◆ WORK TO BE COMPLETED
Please find all lines in the data that hold the string "Fällige" and copy them.

◆ SUPPLIED RECORDS
* START *
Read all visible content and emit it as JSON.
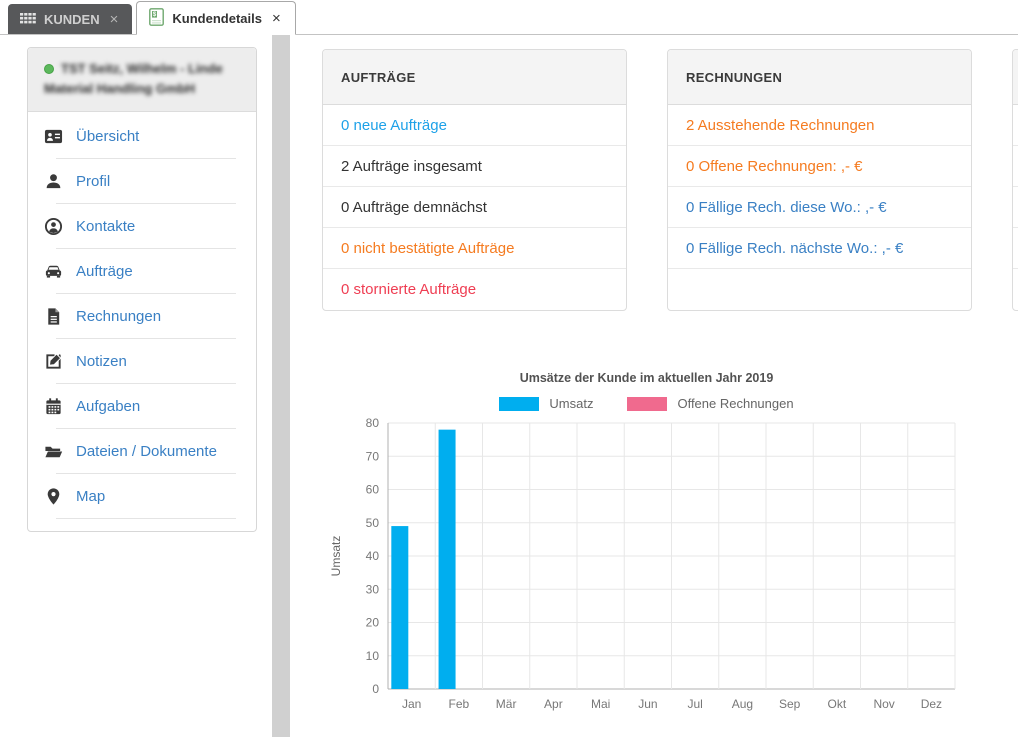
{
  "palette": {
    "link_blue": "#3a80c4",
    "bright_blue": "#1da1e8",
    "orange": "#f57b20",
    "red": "#ef3e53",
    "dark": "#333333"
  },
  "tabs": [
    {
      "label": "KUNDEN",
      "close": "×"
    },
    {
      "label": "Kundendetails",
      "close": "×"
    }
  ],
  "sidebar": {
    "customer_name": "TST Seitz, Wilhelm - Linde Material Handling GmbH",
    "items": [
      {
        "label": "Übersicht",
        "icon": "address-card-icon"
      },
      {
        "label": "Profil",
        "icon": "user-icon"
      },
      {
        "label": "Kontakte",
        "icon": "user-circle-icon"
      },
      {
        "label": "Aufträge",
        "icon": "car-icon"
      },
      {
        "label": "Rechnungen",
        "icon": "invoice-icon"
      },
      {
        "label": "Notizen",
        "icon": "edit-icon"
      },
      {
        "label": "Aufgaben",
        "icon": "calendar-icon"
      },
      {
        "label": "Dateien / Dokumente",
        "icon": "folder-icon"
      },
      {
        "label": "Map",
        "icon": "map-marker-icon"
      }
    ]
  },
  "cards": {
    "auftraege": {
      "title": "AUFTRÄGE",
      "rows": [
        {
          "text": "0 neue Aufträge",
          "color": "bright_blue"
        },
        {
          "text": "2 Aufträge insgesamt",
          "color": "dark"
        },
        {
          "text": "0 Aufträge demnächst",
          "color": "dark"
        },
        {
          "text": "0 nicht bestätigte Aufträge",
          "color": "orange"
        },
        {
          "text": "0 stornierte Aufträge",
          "color": "red"
        }
      ]
    },
    "rechnungen": {
      "title": "RECHNUNGEN",
      "rows": [
        {
          "text": "2 Ausstehende Rechnungen",
          "color": "orange"
        },
        {
          "text": "0 Offene Rechnungen: ,- €",
          "color": "orange"
        },
        {
          "text": "0 Fällige Rech. diese Wo.: ,- €",
          "color": "link_blue"
        },
        {
          "text": "0 Fällige Rech. nächste Wo.: ,- €",
          "color": "link_blue"
        }
      ]
    }
  },
  "chart_data": {
    "type": "bar",
    "title": "Umsätze der Kunde im aktuellen Jahr 2019",
    "categories": [
      "Jan",
      "Feb",
      "Mär",
      "Apr",
      "Mai",
      "Jun",
      "Jul",
      "Aug",
      "Sep",
      "Okt",
      "Nov",
      "Dez"
    ],
    "series": [
      {
        "name": "Umsatz",
        "color": "#00aeef",
        "values": [
          49,
          78,
          0,
          0,
          0,
          0,
          0,
          0,
          0,
          0,
          0,
          0
        ]
      },
      {
        "name": "Offene Rechnungen",
        "color": "#f06a8e",
        "values": [
          0,
          0,
          0,
          0,
          0,
          0,
          0,
          0,
          0,
          0,
          0,
          0
        ]
      }
    ],
    "xlabel": "",
    "ylabel": "Umsatz",
    "ylim": [
      0,
      80
    ],
    "ytick_step": 10,
    "grid": true,
    "legend_position": "top"
  }
}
* END *
◆ THE SOLUTION
          "text": "0 Fällige Rech. diese Wo.: ,- €",
          "text": "0 Fällige Rech. nächste Wo.: ,- €",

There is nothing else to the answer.